** BEGIN MATERIAL SHOWN **

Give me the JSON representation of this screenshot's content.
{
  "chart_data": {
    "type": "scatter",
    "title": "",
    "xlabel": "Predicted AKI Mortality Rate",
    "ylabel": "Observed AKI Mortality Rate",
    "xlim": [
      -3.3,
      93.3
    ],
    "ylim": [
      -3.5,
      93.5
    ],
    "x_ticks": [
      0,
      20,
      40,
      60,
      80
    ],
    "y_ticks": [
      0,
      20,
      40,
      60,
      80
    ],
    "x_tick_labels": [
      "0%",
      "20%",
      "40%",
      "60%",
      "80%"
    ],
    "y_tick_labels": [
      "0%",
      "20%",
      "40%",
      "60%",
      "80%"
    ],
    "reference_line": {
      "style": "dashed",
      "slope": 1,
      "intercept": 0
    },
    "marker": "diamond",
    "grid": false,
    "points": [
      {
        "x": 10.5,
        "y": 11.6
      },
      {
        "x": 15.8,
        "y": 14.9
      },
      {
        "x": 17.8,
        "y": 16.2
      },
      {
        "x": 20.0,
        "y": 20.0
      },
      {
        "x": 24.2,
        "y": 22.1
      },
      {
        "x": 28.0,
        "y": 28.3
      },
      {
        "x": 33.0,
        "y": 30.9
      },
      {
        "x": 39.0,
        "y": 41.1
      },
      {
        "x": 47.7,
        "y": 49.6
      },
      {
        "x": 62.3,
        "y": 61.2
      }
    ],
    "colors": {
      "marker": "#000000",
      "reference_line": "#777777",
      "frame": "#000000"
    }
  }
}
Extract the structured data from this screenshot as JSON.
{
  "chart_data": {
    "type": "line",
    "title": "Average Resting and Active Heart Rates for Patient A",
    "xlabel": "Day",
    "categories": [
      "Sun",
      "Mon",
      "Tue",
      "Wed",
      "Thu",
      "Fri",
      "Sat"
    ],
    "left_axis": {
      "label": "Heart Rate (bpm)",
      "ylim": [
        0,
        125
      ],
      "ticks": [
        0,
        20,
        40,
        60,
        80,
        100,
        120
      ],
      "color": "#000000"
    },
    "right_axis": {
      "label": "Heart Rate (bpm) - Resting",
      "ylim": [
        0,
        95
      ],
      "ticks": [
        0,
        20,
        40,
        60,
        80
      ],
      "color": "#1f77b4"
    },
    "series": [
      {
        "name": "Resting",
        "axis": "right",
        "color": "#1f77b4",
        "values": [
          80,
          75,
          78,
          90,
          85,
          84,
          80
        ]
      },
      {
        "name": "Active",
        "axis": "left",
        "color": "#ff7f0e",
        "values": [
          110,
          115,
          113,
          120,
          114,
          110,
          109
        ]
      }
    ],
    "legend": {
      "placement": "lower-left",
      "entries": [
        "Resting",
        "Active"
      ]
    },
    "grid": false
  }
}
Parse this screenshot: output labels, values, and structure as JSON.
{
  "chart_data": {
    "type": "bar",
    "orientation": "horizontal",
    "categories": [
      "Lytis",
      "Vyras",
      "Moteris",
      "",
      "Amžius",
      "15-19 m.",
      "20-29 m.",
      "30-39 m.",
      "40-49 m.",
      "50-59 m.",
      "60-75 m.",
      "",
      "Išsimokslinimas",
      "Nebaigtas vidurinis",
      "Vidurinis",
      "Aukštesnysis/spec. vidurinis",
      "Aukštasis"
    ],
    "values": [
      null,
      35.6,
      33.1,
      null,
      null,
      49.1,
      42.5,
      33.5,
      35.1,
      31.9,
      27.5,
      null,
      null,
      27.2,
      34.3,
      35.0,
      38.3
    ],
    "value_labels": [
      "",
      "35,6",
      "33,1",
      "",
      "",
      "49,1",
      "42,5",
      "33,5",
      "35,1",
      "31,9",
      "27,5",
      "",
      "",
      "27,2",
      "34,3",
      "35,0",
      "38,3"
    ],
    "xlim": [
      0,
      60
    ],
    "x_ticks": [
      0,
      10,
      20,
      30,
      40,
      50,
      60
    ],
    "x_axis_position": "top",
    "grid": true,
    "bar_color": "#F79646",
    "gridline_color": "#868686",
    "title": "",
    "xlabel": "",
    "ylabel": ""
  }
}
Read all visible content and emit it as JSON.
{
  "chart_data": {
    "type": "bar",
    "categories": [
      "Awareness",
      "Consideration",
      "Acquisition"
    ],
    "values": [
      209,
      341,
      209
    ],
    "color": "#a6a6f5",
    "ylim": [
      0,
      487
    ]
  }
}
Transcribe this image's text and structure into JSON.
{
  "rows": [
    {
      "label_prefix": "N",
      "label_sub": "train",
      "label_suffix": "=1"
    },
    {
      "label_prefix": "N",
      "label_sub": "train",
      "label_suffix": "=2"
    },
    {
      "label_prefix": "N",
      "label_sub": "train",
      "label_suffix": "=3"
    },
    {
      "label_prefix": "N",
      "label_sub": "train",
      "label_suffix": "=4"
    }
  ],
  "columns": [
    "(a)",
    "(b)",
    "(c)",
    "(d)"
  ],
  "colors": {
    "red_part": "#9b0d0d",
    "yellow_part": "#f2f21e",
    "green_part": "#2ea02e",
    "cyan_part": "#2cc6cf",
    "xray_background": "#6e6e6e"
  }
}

** END MATERIAL SHOWN **

## EXERCISE REQUIREMENTS
Go through the material above line by line and copy it exactly.

## THE RESULT
Give me the JSON representation of this screenshot's content.
{
  "chart_data": {
    "type": "scatter",
    "title": "",
    "xlabel": "Predicted AKI Mortality Rate",
    "ylabel": "Observed AKI Mortality Rate",
    "xlim": [
      -3.3,
      93.3
    ],
    "ylim": [
      -3.5,
      93.5
    ],
    "x_ticks": [
      0,
      20,
      40,
      60,
      80
    ],
    "y_ticks": [
      0,
      20,
      40,
      60,
      80
    ],
    "x_tick_labels": [
      "0%",
      "20%",
      "40%",
      "60%",
      "80%"
    ],
    "y_tick_labels": [
      "0%",
      "20%",
      "40%",
      "60%",
      "80%"
    ],
    "reference_line": {
      "style": "dashed",
      "slope": 1,
      "intercept": 0
    },
    "marker": "diamond",
    "grid": false,
    "points": [
      {
        "x": 10.5,
        "y": 11.6
      },
      {
        "x": 15.8,
        "y": 14.9
      },
      {
        "x": 17.8,
        "y": 16.2
      },
      {
        "x": 20.0,
        "y": 20.0
      },
      {
        "x": 24.2,
        "y": 22.1
      },
      {
        "x": 28.0,
        "y": 28.3
      },
      {
        "x": 33.0,
        "y": 30.9
      },
      {
        "x": 39.0,
        "y": 41.1
      },
      {
        "x": 47.7,
        "y": 49.6
      },
      {
        "x": 62.3,
        "y": 61.2
      }
    ],
    "colors": {
      "marker": "#000000",
      "reference_line": "#777777",
      "frame": "#000000"
    }
  }
}
Extract the structured data from this screenshot as JSON.
{
  "chart_data": {
    "type": "line",
    "title": "Average Resting and Active Heart Rates for Patient A",
    "xlabel": "Day",
    "categories": [
      "Sun",
      "Mon",
      "Tue",
      "Wed",
      "Thu",
      "Fri",
      "Sat"
    ],
    "left_axis": {
      "label": "Heart Rate (bpm)",
      "ylim": [
        0,
        125
      ],
      "ticks": [
        0,
        20,
        40,
        60,
        80,
        100,
        120
      ],
      "color": "#000000"
    },
    "right_axis": {
      "label": "Heart Rate (bpm) - Resting",
      "ylim": [
        0,
        95
      ],
      "ticks": [
        0,
        20,
        40,
        60,
        80
      ],
      "color": "#1f77b4"
    },
    "series": [
      {
        "name": "Resting",
        "axis": "right",
        "color": "#1f77b4",
        "values": [
          80,
          75,
          78,
          90,
          85,
          84,
          80
        ]
      },
      {
        "name": "Active",
        "axis": "left",
        "color": "#ff7f0e",
        "values": [
          110,
          115,
          113,
          120,
          114,
          110,
          109
        ]
      }
    ],
    "legend": {
      "placement": "lower-left",
      "entries": [
        "Resting",
        "Active"
      ]
    },
    "grid": false
  }
}
Parse this screenshot: output labels, values, and structure as JSON.
{
  "chart_data": {
    "type": "bar",
    "orientation": "horizontal",
    "categories": [
      "Lytis",
      "Vyras",
      "Moteris",
      "",
      "Amžius",
      "15-19 m.",
      "20-29 m.",
      "30-39 m.",
      "40-49 m.",
      "50-59 m.",
      "60-75 m.",
      "",
      "Išsimokslinimas",
      "Nebaigtas vidurinis",
      "Vidurinis",
      "Aukštesnysis/spec. vidurinis",
      "Aukštasis"
    ],
    "values": [
      null,
      35.6,
      33.1,
      null,
      null,
      49.1,
      42.5,
      33.5,
      35.1,
      31.9,
      27.5,
      null,
      null,
      27.2,
      34.3,
      35.0,
      38.3
    ],
    "value_labels": [
      "",
      "35,6",
      "33,1",
      "",
      "",
      "49,1",
      "42,5",
      "33,5",
      "35,1",
      "31,9",
      "27,5",
      "",
      "",
      "27,2",
      "34,3",
      "35,0",
      "38,3"
    ],
    "xlim": [
      0,
      60
    ],
    "x_ticks": [
      0,
      10,
      20,
      30,
      40,
      50,
      60
    ],
    "x_axis_position": "top",
    "grid": true,
    "bar_color": "#F79646",
    "gridline_color": "#868686",
    "title": "",
    "xlabel": "",
    "ylabel": ""
  }
}
Read all visible content and emit it as JSON.
{
  "chart_data": {
    "type": "bar",
    "categories": [
      "Awareness",
      "Consideration",
      "Acquisition"
    ],
    "values": [
      209,
      341,
      209
    ],
    "color": "#a6a6f5",
    "ylim": [
      0,
      487
    ]
  }
}
Transcribe this image's text and structure into JSON.
{
  "rows": [
    {
      "label_prefix": "N",
      "label_sub": "train",
      "label_suffix": "=1"
    },
    {
      "label_prefix": "N",
      "label_sub": "train",
      "label_suffix": "=2"
    },
    {
      "label_prefix": "N",
      "label_sub": "train",
      "label_suffix": "=3"
    },
    {
      "label_prefix": "N",
      "label_sub": "train",
      "label_suffix": "=4"
    }
  ],
  "columns": [
    "(a)",
    "(b)",
    "(c)",
    "(d)"
  ],
  "colors": {
    "red_part": "#9b0d0d",
    "yellow_part": "#f2f21e",
    "green_part": "#2ea02e",
    "cyan_part": "#2cc6cf",
    "xray_background": "#6e6e6e"
  }
}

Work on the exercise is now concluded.